- _Record list_

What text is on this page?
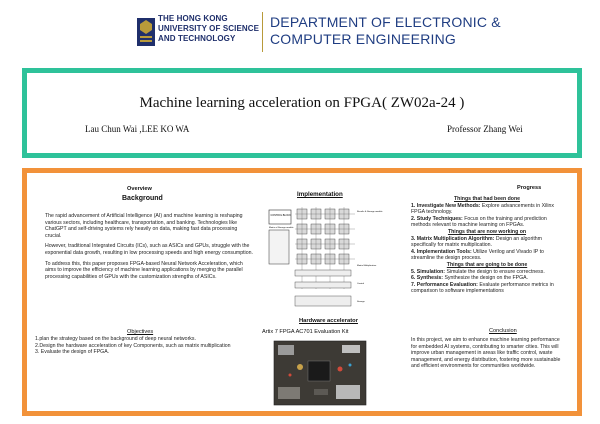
THE HONG KONG
UNIVERSITY OF SCIENCE
AND TECHNOLOGY
DEPARTMENT OF ELECTRONIC &
COMPUTER ENGINEERING
Machine learning acceleration on FPGA( ZW02a-24 )
Lau Chun Wai ,LEE KO WA	Professor Zhang Wei
Overview
Background

The rapid advancement of Artificial Intelligence (AI) and machine learning is reshaping various sectors, including healthcare, transportation, and banking. Technologies like ChatGPT and self-driving systems rely heavily on data, making fast data processing crucial.

However, traditional Integrated Circuits (ICs), such as ASICs and GPUs, struggle with the exponential data growth, resulting in low processing speeds and high energy consumption.

To address this, this paper proposes FPGA-based Neural Network Acceleration, which aims to improve the efficiency of machine learning applications by merging the parallel processing capabilities of GPUs with the customization strengths of ASICs.

Objectives
1.plan the strategy based on the background of deep neural networks.
2.Design the hardware acceleration of key Components, such as matrix multiplication
3. Evaluate the design of FPGA.
Implementation
CONTROL BLOCK
Matrix of Storage module
Results & Storage module
Matrix Multiplication
Control
Storage
Hardware accelerator
Artix 7 FPGA AC701 Evaluation Kit
Progress
Things that had been done
1. Investigate New Methods: Explore advancements in Xilinx FPGA technology.
2. Study Techniques: Focus on the training and prediction methods relevant to machine learning on FPGAs.
Things that are now working on
3. Matrix Multiplication Algorithm: Design an algorithm specifically for matrix multiplication.
4. Implementation Tools: Utilize Verilog and Vivado IP to streamline the design process.
Things that are going to be done
5. Simulation: Simulate the design to ensure correctness.
6. Synthesis: Synthesize the design on the FPGA.
7. Performance Evaluation: Evaluate performance metrics in comparison to software implementations
Conclusion
In this project, we aim to enhance machine learning performance for embedded AI systems, contributing to smarter cities. This will improve urban management in areas like traffic control, waste management, and energy distribution, fostering more sustainable and efficient environments for communities worldwide.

- _Goal of the exercise_
Each entry above should be reproduced exactly, with the pictures removed.

- _Correct result_
What text is on this page?
THE HONG KONG
UNIVERSITY OF SCIENCE
AND TECHNOLOGY
DEPARTMENT OF ELECTRONIC &
COMPUTER ENGINEERING
Machine learning acceleration on FPGA( ZW02a-24 )
Lau Chun Wai ,LEE KO WA	Professor Zhang Wei
Overview
Background

The rapid advancement of Artificial Intelligence (AI) and machine learning is reshaping various sectors, including healthcare, transportation, and banking. Technologies like ChatGPT and self-driving systems rely heavily on data, making fast data processing crucial.

However, traditional Integrated Circuits (ICs), such as ASICs and GPUs, struggle with the exponential data growth, resulting in low processing speeds and high energy consumption.

To address this, this paper proposes FPGA-based Neural Network Acceleration, which aims to improve the efficiency of machine learning applications by merging the parallel processing capabilities of GPUs with the customization strengths of ASICs.

Objectives
1.plan the strategy based on the background of deep neural networks.
2.Design the hardware acceleration of key Components, such as matrix multiplication
3. Evaluate the design of FPGA.
Implementation
CONTROL BLOCK
Matrix of Storage module
Results & Storage module
Matrix Multiplication
Control
Storage
Hardware accelerator
Artix 7 FPGA AC701 Evaluation Kit
Progress
Things that had been done
1. Investigate New Methods: Explore advancements in Xilinx FPGA technology.
2. Study Techniques: Focus on the training and prediction methods relevant to machine learning on FPGAs.
Things that are now working on
3. Matrix Multiplication Algorithm: Design an algorithm specifically for matrix multiplication.
4. Implementation Tools: Utilize Verilog and Vivado IP to streamline the design process.
Things that are going to be done
5. Simulation: Simulate the design to ensure correctness.
6. Synthesis: Synthesize the design on the FPGA.
7. Performance Evaluation: Evaluate performance metrics in comparison to software implementations
Conclusion
In this project, we aim to enhance machine learning performance for embedded AI systems, contributing to smarter cities. This will improve urban management in areas like traffic control, waste management, and energy distribution, fostering more sustainable and efficient environments for communities worldwide.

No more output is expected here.